» OBJECTIVE:
Reproduce all entries precisely, down to the last character.

Saved entries:

***

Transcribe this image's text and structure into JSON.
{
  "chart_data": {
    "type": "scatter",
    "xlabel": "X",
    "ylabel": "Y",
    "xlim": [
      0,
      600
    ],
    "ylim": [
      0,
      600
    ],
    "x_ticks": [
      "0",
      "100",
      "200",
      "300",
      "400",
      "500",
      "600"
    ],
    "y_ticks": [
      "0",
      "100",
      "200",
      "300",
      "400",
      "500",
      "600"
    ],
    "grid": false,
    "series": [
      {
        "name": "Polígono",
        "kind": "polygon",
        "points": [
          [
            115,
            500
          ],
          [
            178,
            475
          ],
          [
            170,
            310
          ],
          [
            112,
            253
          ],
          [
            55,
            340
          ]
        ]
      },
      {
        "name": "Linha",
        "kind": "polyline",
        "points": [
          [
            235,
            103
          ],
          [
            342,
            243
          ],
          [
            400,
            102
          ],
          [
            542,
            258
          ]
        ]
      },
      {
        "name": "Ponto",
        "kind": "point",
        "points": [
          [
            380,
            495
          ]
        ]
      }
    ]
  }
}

***

» SOLUTION TO THIS TASK:
Transcribe this image's text and structure into JSON.
{
  "chart_data": {
    "type": "scatter",
    "xlabel": "X",
    "ylabel": "Y",
    "xlim": [
      0,
      600
    ],
    "ylim": [
      0,
      600
    ],
    "x_ticks": [
      "0",
      "100",
      "200",
      "300",
      "400",
      "500",
      "600"
    ],
    "y_ticks": [
      "0",
      "100",
      "200",
      "300",
      "400",
      "500",
      "600"
    ],
    "grid": false,
    "series": [
      {
        "name": "Polígono",
        "kind": "polygon",
        "points": [
          [
            115,
            500
          ],
          [
            178,
            475
          ],
          [
            170,
            310
          ],
          [
            112,
            253
          ],
          [
            55,
            340
          ]
        ]
      },
      {
        "name": "Linha",
        "kind": "polyline",
        "points": [
          [
            235,
            103
          ],
          [
            342,
            243
          ],
          [
            400,
            102
          ],
          [
            542,
            258
          ]
        ]
      },
      {
        "name": "Ponto",
        "kind": "point",
        "points": [
          [
            380,
            495
          ]
        ]
      }
    ]
  }
}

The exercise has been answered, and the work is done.